» Supplied material:
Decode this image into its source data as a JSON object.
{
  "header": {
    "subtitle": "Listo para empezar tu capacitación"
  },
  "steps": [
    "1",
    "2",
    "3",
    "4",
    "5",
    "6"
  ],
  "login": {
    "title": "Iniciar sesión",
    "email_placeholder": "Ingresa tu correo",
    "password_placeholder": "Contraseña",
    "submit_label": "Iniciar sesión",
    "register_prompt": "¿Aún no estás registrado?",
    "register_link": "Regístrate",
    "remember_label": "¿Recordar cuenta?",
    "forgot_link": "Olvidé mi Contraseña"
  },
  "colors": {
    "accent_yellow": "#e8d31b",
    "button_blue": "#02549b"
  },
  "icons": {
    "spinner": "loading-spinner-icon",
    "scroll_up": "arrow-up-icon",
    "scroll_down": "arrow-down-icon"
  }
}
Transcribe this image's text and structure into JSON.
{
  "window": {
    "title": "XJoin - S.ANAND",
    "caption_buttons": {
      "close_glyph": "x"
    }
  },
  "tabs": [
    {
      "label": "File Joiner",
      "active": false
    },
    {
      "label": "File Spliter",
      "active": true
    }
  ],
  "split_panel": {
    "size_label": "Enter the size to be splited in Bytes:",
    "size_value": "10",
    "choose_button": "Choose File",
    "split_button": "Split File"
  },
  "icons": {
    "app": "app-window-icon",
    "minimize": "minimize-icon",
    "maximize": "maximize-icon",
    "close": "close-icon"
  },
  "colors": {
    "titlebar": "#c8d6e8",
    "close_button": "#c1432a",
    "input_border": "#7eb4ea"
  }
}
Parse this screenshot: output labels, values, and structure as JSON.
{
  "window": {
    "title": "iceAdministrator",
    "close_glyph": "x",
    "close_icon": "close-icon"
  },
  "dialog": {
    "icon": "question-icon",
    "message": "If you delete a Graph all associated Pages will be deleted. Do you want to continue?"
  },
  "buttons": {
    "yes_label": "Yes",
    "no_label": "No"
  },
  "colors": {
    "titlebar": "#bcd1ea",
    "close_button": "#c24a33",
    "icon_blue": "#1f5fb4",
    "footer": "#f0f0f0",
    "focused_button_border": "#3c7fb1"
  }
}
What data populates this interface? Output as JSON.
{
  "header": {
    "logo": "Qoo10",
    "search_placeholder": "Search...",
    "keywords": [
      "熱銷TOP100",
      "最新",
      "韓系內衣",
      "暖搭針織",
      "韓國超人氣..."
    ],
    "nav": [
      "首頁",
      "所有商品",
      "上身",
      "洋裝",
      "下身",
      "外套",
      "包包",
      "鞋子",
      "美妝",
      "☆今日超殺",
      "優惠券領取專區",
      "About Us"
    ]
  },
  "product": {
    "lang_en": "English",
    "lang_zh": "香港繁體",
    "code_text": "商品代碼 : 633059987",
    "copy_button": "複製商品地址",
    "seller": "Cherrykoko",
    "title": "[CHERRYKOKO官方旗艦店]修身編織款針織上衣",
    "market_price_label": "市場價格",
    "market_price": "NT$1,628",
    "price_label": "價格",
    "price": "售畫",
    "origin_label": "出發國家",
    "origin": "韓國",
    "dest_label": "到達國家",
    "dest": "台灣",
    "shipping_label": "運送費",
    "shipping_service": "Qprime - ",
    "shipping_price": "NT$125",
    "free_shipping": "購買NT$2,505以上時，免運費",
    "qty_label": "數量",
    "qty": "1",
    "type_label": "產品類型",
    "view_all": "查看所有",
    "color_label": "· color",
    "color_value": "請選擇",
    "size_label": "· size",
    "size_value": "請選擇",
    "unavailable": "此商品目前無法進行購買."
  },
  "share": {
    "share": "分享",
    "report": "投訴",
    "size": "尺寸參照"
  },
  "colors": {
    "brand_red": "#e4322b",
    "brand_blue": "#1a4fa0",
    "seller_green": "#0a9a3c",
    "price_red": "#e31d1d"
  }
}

» Aim of the task:
Print all the data exactly.

» Solution:
Decode this image into its source data as a JSON object.
{
  "header": {
    "subtitle": "Listo para empezar tu capacitación"
  },
  "steps": [
    "1",
    "2",
    "3",
    "4",
    "5",
    "6"
  ],
  "login": {
    "title": "Iniciar sesión",
    "email_placeholder": "Ingresa tu correo",
    "password_placeholder": "Contraseña",
    "submit_label": "Iniciar sesión",
    "register_prompt": "¿Aún no estás registrado?",
    "register_link": "Regístrate",
    "remember_label": "¿Recordar cuenta?",
    "forgot_link": "Olvidé mi Contraseña"
  },
  "colors": {
    "accent_yellow": "#e8d31b",
    "button_blue": "#02549b"
  },
  "icons": {
    "spinner": "loading-spinner-icon",
    "scroll_up": "arrow-up-icon",
    "scroll_down": "arrow-down-icon"
  }
}
Transcribe this image's text and structure into JSON.
{
  "window": {
    "title": "XJoin - S.ANAND",
    "caption_buttons": {
      "close_glyph": "x"
    }
  },
  "tabs": [
    {
      "label": "File Joiner",
      "active": false
    },
    {
      "label": "File Spliter",
      "active": true
    }
  ],
  "split_panel": {
    "size_label": "Enter the size to be splited in Bytes:",
    "size_value": "10",
    "choose_button": "Choose File",
    "split_button": "Split File"
  },
  "icons": {
    "app": "app-window-icon",
    "minimize": "minimize-icon",
    "maximize": "maximize-icon",
    "close": "close-icon"
  },
  "colors": {
    "titlebar": "#c8d6e8",
    "close_button": "#c1432a",
    "input_border": "#7eb4ea"
  }
}
Parse this screenshot: output labels, values, and structure as JSON.
{
  "window": {
    "title": "iceAdministrator",
    "close_glyph": "x",
    "close_icon": "close-icon"
  },
  "dialog": {
    "icon": "question-icon",
    "message": "If you delete a Graph all associated Pages will be deleted. Do you want to continue?"
  },
  "buttons": {
    "yes_label": "Yes",
    "no_label": "No"
  },
  "colors": {
    "titlebar": "#bcd1ea",
    "close_button": "#c24a33",
    "icon_blue": "#1f5fb4",
    "footer": "#f0f0f0",
    "focused_button_border": "#3c7fb1"
  }
}
What data populates this interface? Output as JSON.
{
  "header": {
    "logo": "Qoo10",
    "search_placeholder": "Search...",
    "keywords": [
      "熱銷TOP100",
      "最新",
      "韓系內衣",
      "暖搭針織",
      "韓國超人氣..."
    ],
    "nav": [
      "首頁",
      "所有商品",
      "上身",
      "洋裝",
      "下身",
      "外套",
      "包包",
      "鞋子",
      "美妝",
      "☆今日超殺",
      "優惠券領取專區",
      "About Us"
    ]
  },
  "product": {
    "lang_en": "English",
    "lang_zh": "香港繁體",
    "code_text": "商品代碼 : 633059987",
    "copy_button": "複製商品地址",
    "seller": "Cherrykoko",
    "title": "[CHERRYKOKO官方旗艦店]修身編織款針織上衣",
    "market_price_label": "市場價格",
    "market_price": "NT$1,628",
    "price_label": "價格",
    "price": "售畫",
    "origin_label": "出發國家",
    "origin": "韓國",
    "dest_label": "到達國家",
    "dest": "台灣",
    "shipping_label": "運送費",
    "shipping_service": "Qprime - ",
    "shipping_price": "NT$125",
    "free_shipping": "購買NT$2,505以上時，免運費",
    "qty_label": "數量",
    "qty": "1",
    "type_label": "產品類型",
    "view_all": "查看所有",
    "color_label": "· color",
    "color_value": "請選擇",
    "size_label": "· size",
    "size_value": "請選擇",
    "unavailable": "此商品目前無法進行購買."
  },
  "share": {
    "share": "分享",
    "report": "投訴",
    "size": "尺寸參照"
  },
  "colors": {
    "brand_red": "#e4322b",
    "brand_blue": "#1a4fa0",
    "seller_green": "#0a9a3c",
    "price_red": "#e31d1d"
  }
}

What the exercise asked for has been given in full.